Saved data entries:
──────────────────────────────
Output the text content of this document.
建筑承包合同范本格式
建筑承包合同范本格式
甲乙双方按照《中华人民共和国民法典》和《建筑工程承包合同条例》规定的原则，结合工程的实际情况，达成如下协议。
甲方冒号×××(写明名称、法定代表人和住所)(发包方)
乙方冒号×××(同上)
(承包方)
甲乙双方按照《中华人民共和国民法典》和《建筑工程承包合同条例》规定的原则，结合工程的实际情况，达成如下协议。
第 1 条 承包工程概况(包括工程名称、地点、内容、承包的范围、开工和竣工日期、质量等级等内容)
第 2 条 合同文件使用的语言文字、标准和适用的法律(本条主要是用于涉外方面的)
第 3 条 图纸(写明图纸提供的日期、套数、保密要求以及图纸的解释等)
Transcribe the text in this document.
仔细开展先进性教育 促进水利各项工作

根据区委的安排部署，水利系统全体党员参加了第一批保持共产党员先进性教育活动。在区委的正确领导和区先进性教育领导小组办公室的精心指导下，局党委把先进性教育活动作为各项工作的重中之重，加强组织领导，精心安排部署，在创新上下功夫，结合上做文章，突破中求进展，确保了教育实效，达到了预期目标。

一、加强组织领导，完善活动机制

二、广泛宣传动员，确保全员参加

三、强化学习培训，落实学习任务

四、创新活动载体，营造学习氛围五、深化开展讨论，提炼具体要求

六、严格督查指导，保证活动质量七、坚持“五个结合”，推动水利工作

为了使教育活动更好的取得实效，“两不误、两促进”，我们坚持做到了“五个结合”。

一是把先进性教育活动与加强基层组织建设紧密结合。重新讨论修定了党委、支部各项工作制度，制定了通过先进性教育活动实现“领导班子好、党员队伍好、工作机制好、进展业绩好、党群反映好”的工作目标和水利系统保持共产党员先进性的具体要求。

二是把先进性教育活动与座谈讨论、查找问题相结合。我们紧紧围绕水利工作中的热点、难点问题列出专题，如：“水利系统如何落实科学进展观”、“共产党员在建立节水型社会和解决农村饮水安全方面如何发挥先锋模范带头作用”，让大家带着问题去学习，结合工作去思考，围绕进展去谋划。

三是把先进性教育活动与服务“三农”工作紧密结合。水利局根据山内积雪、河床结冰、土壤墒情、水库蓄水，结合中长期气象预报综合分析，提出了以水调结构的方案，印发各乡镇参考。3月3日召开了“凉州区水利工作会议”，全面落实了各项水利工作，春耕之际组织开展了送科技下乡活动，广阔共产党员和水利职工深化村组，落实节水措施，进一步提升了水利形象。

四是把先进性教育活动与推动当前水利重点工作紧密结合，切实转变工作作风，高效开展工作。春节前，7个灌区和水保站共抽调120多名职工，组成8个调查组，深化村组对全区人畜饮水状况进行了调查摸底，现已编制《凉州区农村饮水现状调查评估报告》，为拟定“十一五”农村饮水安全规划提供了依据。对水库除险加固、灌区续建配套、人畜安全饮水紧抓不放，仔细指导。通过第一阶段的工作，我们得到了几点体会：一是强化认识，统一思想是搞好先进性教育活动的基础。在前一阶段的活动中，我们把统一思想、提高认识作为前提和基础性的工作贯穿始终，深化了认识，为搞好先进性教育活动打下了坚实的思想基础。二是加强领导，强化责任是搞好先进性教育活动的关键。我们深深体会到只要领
──────────────────────────────
Short problem: Your task is to output all of the data above word for word.

Exercise solution:
Output the text content of this document.
建筑承包合同范本格式
建筑承包合同范本格式
甲乙双方按照《中华人民共和国民法典》和《建筑工程承包合同条例》规定的原则，结合工程的实际情况，达成如下协议。
甲方冒号×××(写明名称、法定代表人和住所)(发包方)
乙方冒号×××(同上)
(承包方)
甲乙双方按照《中华人民共和国民法典》和《建筑工程承包合同条例》规定的原则，结合工程的实际情况，达成如下协议。
第 1 条 承包工程概况(包括工程名称、地点、内容、承包的范围、开工和竣工日期、质量等级等内容)
第 2 条 合同文件使用的语言文字、标准和适用的法律(本条主要是用于涉外方面的)
第 3 条 图纸(写明图纸提供的日期、套数、保密要求以及图纸的解释等)
Transcribe the text in this document.
仔细开展先进性教育 促进水利各项工作

根据区委的安排部署，水利系统全体党员参加了第一批保持共产党员先进性教育活动。在区委的正确领导和区先进性教育领导小组办公室的精心指导下，局党委把先进性教育活动作为各项工作的重中之重，加强组织领导，精心安排部署，在创新上下功夫，结合上做文章，突破中求进展，确保了教育实效，达到了预期目标。

一、加强组织领导，完善活动机制

二、广泛宣传动员，确保全员参加

三、强化学习培训，落实学习任务

四、创新活动载体，营造学习氛围五、深化开展讨论，提炼具体要求

六、严格督查指导，保证活动质量七、坚持“五个结合”，推动水利工作

为了使教育活动更好的取得实效，“两不误、两促进”，我们坚持做到了“五个结合”。

一是把先进性教育活动与加强基层组织建设紧密结合。重新讨论修定了党委、支部各项工作制度，制定了通过先进性教育活动实现“领导班子好、党员队伍好、工作机制好、进展业绩好、党群反映好”的工作目标和水利系统保持共产党员先进性的具体要求。

二是把先进性教育活动与座谈讨论、查找问题相结合。我们紧紧围绕水利工作中的热点、难点问题列出专题，如：“水利系统如何落实科学进展观”、“共产党员在建立节水型社会和解决农村饮水安全方面如何发挥先锋模范带头作用”，让大家带着问题去学习，结合工作去思考，围绕进展去谋划。

三是把先进性教育活动与服务“三农”工作紧密结合。水利局根据山内积雪、河床结冰、土壤墒情、水库蓄水，结合中长期气象预报综合分析，提出了以水调结构的方案，印发各乡镇参考。3月3日召开了“凉州区水利工作会议”，全面落实了各项水利工作，春耕之际组织开展了送科技下乡活动，广阔共产党员和水利职工深化村组，落实节水措施，进一步提升了水利形象。

四是把先进性教育活动与推动当前水利重点工作紧密结合，切实转变工作作风，高效开展工作。春节前，7个灌区和水保站共抽调120多名职工，组成8个调查组，深化村组对全区人畜饮水状况进行了调查摸底，现已编制《凉州区农村饮水现状调查评估报告》，为拟定“十一五”农村饮水安全规划提供了依据。对水库除险加固、灌区续建配套、人畜安全饮水紧抓不放，仔细指导。通过第一阶段的工作，我们得到了几点体会：一是强化认识，统一思想是搞好先进性教育活动的基础。在前一阶段的活动中，我们把统一思想、提高认识作为前提和基础性的工作贯穿始终，深化了认识，为搞好先进性教育活动打下了坚实的思想基础。二是加强领导，强化责任是搞好先进性教育活动的关键。我们深深体会到只要领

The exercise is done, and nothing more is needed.